Extract every line that contains the string "text".

--- Start Listed entries ---

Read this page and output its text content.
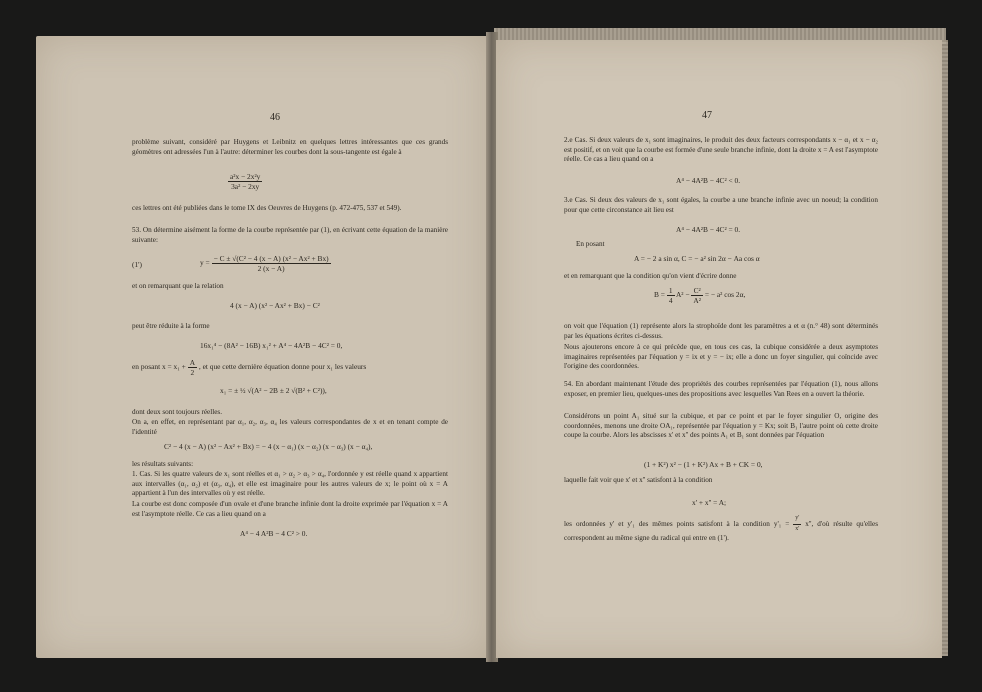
46

problème suivant, considéré par Huygens et Leibnitz en quelques lettres intéressantes que ces grands géomètres ont adressées l'un à l'autre: déterminer les courbes dont la sous-tangente est égale à

$\frac{\text{a²x − 2x²y}}{\text{3a² − 2xy}}$

ces lettres ont été publiées dans le tome IX des Oeuvres de Huygens (p. 472-475, 537 et 549).

53. On détermine aisément la forme de la courbe représentée par (1), en écrivant cette équation de la manière suivante:

(1')	$y = \frac{\text{− C ± √(C² − 4 (x − A) (x² − Ax² + Bx)}}{2 (x - A)}$

et on remarquant que la relation

4 (x − A) (x² − Ax² + Bx) − C²

peut être réduite à la forme

16x₁⁴ − (8A² − 16B) x₁² + A⁴ − 4A²B − 4C² = 0,
en posant $x = x_1 + \frac{A}{2}$ , et que cette dernière équation donne pour x₁ les valeurs
x₁ = ± ½ √(A² − 2B ± 2 √(B² + C²)),

dont deux sont toujours réelles.

On a, en effet, en représentant par α₁, α₂, α₃, α₄ les valeurs correspondantes de x et en tenant compte de l'identité

C² − 4 (x − A) (x² − Ax² + Bx) = − 4 (x − α₁) (x − α₂) (x − α₃) (x − α₄),

les résultats suivants:

1. Cas. Si les quatre valeurs de x₁ sont réelles et α₁ > α₂ > α₃ > α₄, l'ordonnée y est réelle quand x appartient aux intervalles (α₁, α₂) et (α₃, α₄), et elle est imaginaire pour les autres valeurs de x; le point où x = A appartient à l'un des intervalles où y est réelle.

La courbe est donc composée d'un ovale et d'une branche infinie dont la droite exprimée par l'équation x = A est l'asymptote réelle. Ce cas a lieu quand on a

A⁴ − 4 A²B − 4 C² > 0.
47

2.e Cas. Si deux valeurs de x₁ sont imaginaires, le produit des deux facteurs correspondants x − α₁ et x − α₂ est positif, et on voit que la courbe est formée d'une seule branche infinie, dont la droite x = A est l'asymptote réelle. Ce cas a lieu quand on a

A⁴ − 4A²B − 4C² < 0.

3.e Cas. Si deux des valeurs de x₁ sont égales, la courbe a une branche infinie avec un noeud; la condition pour que cette circonstance ait lieu est

A⁴ − 4A²B − 4C² = 0.

En posant

A = − 2 a sin α, C = − a² sin 2α − Aa cos α

et en remarquant que la condition qu'on vient d'écrire donne

$B = \frac{1}{4} A^2 - \frac{\text{C²}}{\text{A²}}$ = − a² cos 2α,

on voit que l'équation (1) représente alors la strophoïde dont les paramètres a et α (n.° 48) sont déterminés par les équations écrites ci-dessus.

Nous ajouterons encore à ce qui précède que, en tous ces cas, la cubique considérée a deux asymptotes imaginaires représentées par l'équation y = ix et y = − ix; elle a donc un foyer singulier, qui coïncide avec l'origine des coordonnées.

54. En abordant maintenant l'étude des propriétés des courbes représentées par l'équation (1), nous allons exposer, en premier lieu, quelques-unes des propositions avec lesquelles Van Rees en a ouvert la théorie.

Considérons un point A₁ situé sur la cubique, et par ce point et par le foyer singulier O, origine des coordonnées, menons une droite OA₁, représentée par l'équation y = Kx; soit B₁ l'autre point où cette droite coupe la courbe. Alors les abscisses x' et x'' des points A₁ et B₁ sont données par l'équation

(1 + K²) x² − (1 + K²) Ax + B + CK = 0,

laquelle fait voir que x' et x'' satisfont à la condition

x' + x'' = A;

les ordonnées y' et y'₁ des mêmes points satisfont à la condition $y'_1 = \frac{y'}{x'} x''$, d'où résulte qu'elles correspondent au même signe du radical qui entre en (1').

--- End Listed entries ---

■ **Right answer**
Read this page and output its text content.
$\frac{\text{a²x − 2x²y}}{\text{3a² − 2xy}}$
(1')	$y = \frac{\text{− C ± √(C² − 4 (x − A) (x² − Ax² + Bx)}}{2 (x - A)}$
$B = \frac{1}{4} A^2 - \frac{\text{C²}}{\text{A²}}$ = − a² cos 2α,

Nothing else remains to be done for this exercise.